▸ Problem statement: Reproduce the material below word for word, leaving out the picture.

— START —

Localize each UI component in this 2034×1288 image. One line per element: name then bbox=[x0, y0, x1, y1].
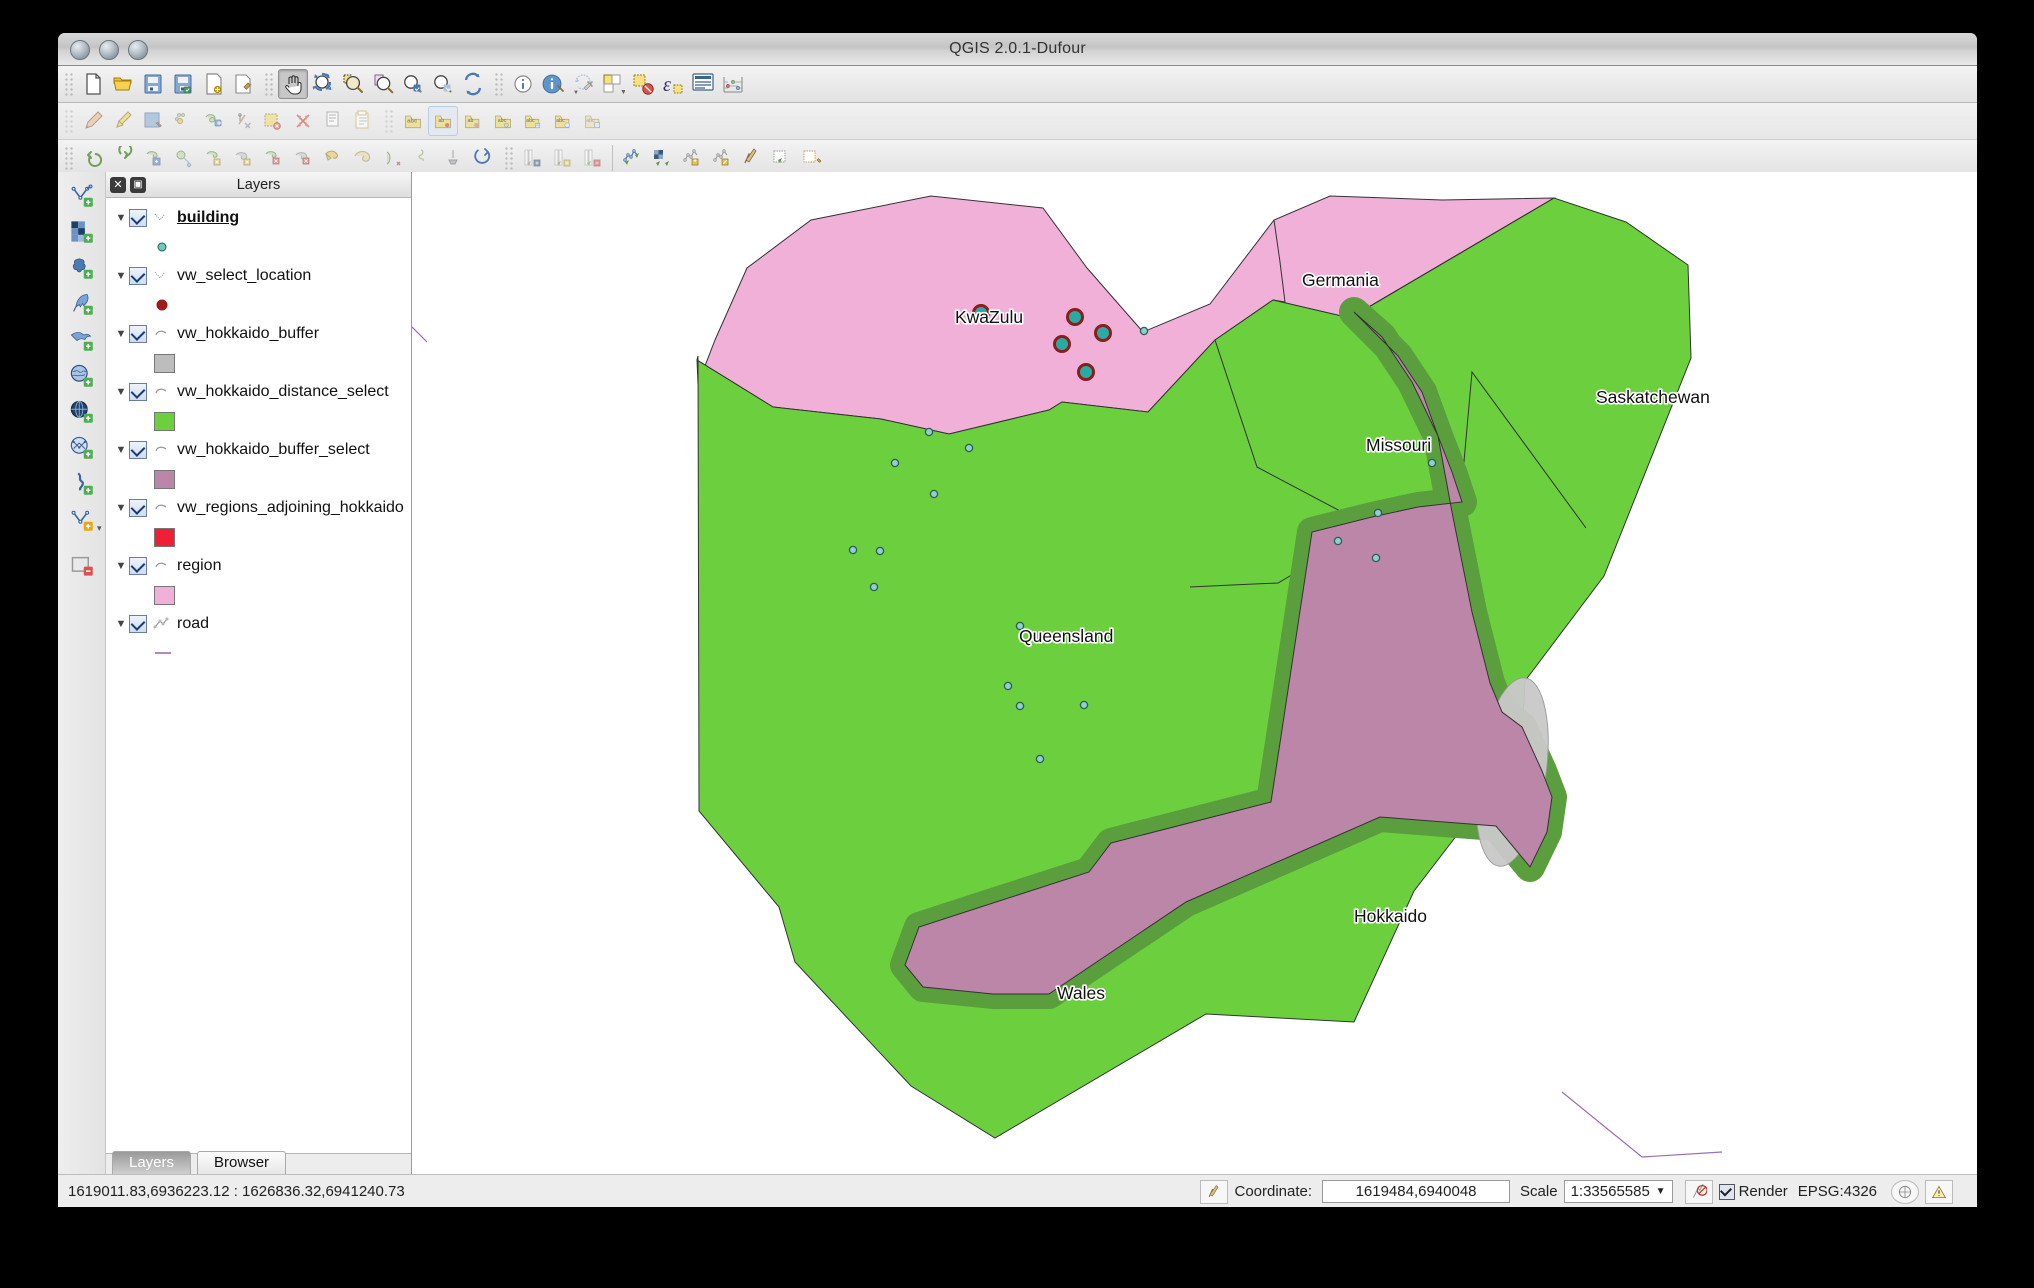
svg-text:ab: ab bbox=[468, 118, 474, 124]
svg-text:Germania: Germania bbox=[1302, 270, 1379, 290]
svg-text:Missouri: Missouri bbox=[1366, 435, 1431, 455]
svg-text:Hokkaido: Hokkaido bbox=[1354, 906, 1427, 926]
svg-text:KwaZulu: KwaZulu bbox=[955, 307, 1023, 327]
svg-text:ab: ab bbox=[438, 118, 444, 124]
svg-text:abc: abc bbox=[586, 118, 595, 124]
svg-text:▼: ▼ bbox=[573, 90, 579, 96]
svg-text:▼: ▼ bbox=[620, 89, 625, 96]
svg-text:abc: abc bbox=[556, 118, 565, 124]
svg-text:Queensland: Queensland bbox=[1019, 626, 1113, 646]
svg-text:abc: abc bbox=[407, 119, 418, 125]
svg-text:ε: ε bbox=[663, 74, 671, 96]
svg-text:Wales: Wales bbox=[1057, 983, 1105, 1003]
svg-text:abc: abc bbox=[526, 118, 535, 124]
svg-text:Saskatchewan: Saskatchewan bbox=[1596, 387, 1710, 407]
svg-text:abc: abc bbox=[498, 118, 507, 124]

— END —

▸ Written answer:
Localize each UI component in this 2034×1288 image. One line per element: name then bbox=[x0, y0, x1, y1].
svg-text:ab: ab bbox=[468, 118, 474, 124]
svg-text:Germania: Germania bbox=[1302, 270, 1379, 290]
svg-text:Missouri: Missouri bbox=[1366, 435, 1431, 455]
svg-text:Hokkaido: Hokkaido bbox=[1354, 906, 1427, 926]
svg-text:KwaZulu: KwaZulu bbox=[955, 307, 1023, 327]
svg-text:ab: ab bbox=[438, 118, 444, 124]
svg-text:abc: abc bbox=[586, 118, 595, 124]
svg-text:▼: ▼ bbox=[573, 90, 579, 96]
svg-text:▼: ▼ bbox=[620, 89, 625, 96]
svg-text:abc: abc bbox=[556, 118, 565, 124]
svg-text:Queensland: Queensland bbox=[1019, 626, 1113, 646]
svg-text:abc: abc bbox=[407, 119, 418, 125]
svg-text:ε: ε bbox=[663, 74, 671, 96]
svg-text:Wales: Wales bbox=[1057, 983, 1105, 1003]
svg-text:abc: abc bbox=[526, 118, 535, 124]
svg-text:Saskatchewan: Saskatchewan bbox=[1596, 387, 1710, 407]
svg-text:abc: abc bbox=[498, 118, 507, 124]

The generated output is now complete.